* [Work instructions] Where the data below has the string "Happy", return the whole line.

(Stored data)
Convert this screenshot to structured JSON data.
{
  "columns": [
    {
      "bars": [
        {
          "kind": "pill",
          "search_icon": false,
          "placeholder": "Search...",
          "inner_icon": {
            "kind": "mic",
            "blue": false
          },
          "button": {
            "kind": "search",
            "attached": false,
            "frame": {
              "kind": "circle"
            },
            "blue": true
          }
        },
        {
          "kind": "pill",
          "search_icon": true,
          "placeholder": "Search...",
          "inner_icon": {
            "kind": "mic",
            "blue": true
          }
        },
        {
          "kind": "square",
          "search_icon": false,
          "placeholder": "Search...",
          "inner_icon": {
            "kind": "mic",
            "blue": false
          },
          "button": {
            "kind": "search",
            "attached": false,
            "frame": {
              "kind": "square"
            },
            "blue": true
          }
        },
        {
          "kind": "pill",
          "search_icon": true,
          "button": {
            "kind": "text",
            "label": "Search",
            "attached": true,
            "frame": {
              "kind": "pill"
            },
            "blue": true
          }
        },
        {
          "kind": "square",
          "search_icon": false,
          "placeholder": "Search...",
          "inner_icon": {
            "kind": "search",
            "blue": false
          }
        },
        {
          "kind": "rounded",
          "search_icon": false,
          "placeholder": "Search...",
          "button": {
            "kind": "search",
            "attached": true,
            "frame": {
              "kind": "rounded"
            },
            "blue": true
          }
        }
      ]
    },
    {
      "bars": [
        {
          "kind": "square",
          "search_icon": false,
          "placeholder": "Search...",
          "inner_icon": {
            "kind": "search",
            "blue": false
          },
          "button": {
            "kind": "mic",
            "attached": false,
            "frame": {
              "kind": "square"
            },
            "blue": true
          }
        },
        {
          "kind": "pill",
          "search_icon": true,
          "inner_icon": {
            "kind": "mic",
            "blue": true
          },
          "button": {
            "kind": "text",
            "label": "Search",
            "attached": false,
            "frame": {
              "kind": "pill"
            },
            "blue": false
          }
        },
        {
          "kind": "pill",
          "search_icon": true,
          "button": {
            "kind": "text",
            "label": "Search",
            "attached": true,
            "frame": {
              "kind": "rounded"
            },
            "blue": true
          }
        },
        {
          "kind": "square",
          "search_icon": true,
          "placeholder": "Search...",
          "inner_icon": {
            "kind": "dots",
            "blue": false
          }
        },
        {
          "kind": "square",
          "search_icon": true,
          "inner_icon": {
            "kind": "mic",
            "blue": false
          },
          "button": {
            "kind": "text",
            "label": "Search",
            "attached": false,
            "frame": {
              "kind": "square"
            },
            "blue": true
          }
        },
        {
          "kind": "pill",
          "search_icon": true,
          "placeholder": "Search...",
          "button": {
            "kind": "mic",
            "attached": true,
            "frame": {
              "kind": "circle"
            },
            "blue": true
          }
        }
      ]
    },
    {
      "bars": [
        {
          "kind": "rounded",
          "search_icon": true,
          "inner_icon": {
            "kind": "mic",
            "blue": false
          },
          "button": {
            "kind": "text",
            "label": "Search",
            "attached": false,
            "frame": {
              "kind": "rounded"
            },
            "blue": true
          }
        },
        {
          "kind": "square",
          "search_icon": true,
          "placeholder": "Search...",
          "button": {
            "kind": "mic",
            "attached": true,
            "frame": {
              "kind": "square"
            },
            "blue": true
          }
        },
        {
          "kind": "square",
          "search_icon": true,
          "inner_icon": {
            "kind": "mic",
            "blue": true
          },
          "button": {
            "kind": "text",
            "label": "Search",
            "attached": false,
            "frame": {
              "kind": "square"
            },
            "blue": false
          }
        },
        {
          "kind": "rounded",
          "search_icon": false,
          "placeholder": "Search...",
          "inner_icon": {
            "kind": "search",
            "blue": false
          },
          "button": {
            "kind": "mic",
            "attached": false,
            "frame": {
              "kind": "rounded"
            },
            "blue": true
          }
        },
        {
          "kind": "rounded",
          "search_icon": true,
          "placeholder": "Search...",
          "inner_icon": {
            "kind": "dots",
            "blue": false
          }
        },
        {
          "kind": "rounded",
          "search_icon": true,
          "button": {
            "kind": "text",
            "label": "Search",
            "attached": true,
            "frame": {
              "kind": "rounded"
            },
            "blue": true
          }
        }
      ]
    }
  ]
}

--

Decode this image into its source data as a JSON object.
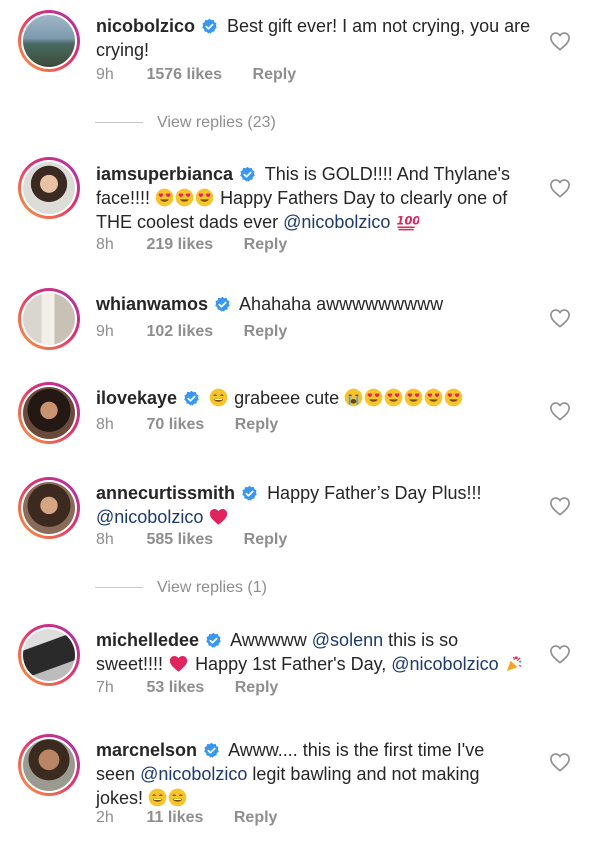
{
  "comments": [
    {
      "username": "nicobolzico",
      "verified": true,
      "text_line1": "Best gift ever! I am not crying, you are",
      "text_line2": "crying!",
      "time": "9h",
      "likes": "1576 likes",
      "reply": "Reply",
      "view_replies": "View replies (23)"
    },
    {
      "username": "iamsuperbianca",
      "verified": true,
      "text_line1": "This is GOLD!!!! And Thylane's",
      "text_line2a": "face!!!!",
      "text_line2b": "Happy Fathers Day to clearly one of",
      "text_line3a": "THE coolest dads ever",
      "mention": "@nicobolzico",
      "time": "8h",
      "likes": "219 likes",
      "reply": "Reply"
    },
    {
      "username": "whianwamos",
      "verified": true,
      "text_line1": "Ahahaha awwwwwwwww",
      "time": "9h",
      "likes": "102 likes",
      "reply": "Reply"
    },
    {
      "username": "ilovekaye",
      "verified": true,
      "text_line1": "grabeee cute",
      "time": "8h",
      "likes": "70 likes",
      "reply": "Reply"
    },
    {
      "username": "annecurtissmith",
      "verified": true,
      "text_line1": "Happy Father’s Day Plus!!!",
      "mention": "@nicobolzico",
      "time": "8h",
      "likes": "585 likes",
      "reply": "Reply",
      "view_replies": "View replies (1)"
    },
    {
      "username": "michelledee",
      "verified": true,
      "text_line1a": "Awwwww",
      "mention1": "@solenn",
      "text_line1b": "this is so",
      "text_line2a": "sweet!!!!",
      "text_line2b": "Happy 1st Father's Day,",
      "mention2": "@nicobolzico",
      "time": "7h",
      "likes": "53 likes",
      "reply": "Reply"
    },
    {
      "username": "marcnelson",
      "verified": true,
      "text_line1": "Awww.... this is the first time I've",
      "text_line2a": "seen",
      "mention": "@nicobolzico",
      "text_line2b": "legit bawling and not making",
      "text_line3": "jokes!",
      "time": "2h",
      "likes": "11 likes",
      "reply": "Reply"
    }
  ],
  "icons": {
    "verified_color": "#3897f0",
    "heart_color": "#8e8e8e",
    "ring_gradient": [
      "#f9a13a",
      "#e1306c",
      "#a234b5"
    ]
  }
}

* [Exercise result]
      "text_line2b": "Happy Fathers Day to clearly one of",
      "text_line1": "Happy Father’s Day Plus!!!",
      "text_line2b": "Happy 1st Father's Day,",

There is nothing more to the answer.